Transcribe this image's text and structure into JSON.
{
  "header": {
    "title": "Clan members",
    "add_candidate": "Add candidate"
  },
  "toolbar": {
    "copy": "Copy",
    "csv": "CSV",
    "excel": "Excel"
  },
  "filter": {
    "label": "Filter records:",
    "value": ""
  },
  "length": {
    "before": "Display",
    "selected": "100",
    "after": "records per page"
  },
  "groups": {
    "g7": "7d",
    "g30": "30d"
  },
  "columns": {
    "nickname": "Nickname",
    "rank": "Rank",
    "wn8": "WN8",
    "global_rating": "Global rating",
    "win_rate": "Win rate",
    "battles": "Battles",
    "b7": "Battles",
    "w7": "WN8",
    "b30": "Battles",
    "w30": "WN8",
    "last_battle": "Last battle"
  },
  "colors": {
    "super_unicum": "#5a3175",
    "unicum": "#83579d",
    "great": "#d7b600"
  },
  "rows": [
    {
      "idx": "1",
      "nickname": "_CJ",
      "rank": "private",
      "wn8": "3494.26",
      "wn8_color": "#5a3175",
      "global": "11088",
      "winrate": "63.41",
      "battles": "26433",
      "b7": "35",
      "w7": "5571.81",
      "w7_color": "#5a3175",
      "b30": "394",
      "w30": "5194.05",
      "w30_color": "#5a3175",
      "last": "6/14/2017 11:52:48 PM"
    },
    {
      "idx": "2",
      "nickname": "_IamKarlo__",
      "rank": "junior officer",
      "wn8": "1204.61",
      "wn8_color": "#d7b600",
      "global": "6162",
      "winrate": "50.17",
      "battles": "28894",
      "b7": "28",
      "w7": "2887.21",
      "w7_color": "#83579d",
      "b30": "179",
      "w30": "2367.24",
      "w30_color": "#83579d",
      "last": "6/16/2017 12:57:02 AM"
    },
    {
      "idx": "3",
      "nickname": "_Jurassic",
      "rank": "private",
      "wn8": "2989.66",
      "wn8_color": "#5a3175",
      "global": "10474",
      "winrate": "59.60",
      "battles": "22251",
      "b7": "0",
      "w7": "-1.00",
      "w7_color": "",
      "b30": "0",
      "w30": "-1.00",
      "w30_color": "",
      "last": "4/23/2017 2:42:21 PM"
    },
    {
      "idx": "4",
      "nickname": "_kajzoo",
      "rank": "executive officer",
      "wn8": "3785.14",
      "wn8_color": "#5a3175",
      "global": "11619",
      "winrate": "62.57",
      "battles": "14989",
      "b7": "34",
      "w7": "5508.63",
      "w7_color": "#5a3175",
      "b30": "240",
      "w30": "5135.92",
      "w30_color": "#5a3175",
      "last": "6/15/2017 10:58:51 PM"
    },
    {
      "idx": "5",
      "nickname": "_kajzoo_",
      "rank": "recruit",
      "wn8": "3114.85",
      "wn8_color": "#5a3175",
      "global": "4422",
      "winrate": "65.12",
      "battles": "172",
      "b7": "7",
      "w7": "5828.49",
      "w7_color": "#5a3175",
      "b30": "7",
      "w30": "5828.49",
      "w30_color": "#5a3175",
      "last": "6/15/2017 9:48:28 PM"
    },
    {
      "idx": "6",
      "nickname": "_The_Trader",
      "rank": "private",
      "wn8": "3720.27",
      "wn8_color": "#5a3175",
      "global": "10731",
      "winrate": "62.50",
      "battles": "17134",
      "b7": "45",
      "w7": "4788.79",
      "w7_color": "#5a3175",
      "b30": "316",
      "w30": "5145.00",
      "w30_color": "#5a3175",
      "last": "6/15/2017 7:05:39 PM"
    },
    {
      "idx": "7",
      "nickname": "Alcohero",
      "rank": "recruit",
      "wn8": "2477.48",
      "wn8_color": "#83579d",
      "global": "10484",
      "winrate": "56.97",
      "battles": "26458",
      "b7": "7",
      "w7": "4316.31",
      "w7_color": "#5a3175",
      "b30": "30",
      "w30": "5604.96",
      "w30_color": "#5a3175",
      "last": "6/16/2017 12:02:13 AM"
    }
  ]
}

::::

Task statement
How many lines in these records hold the string "winrate"? Reply with the number alone.

Output of the exercise
7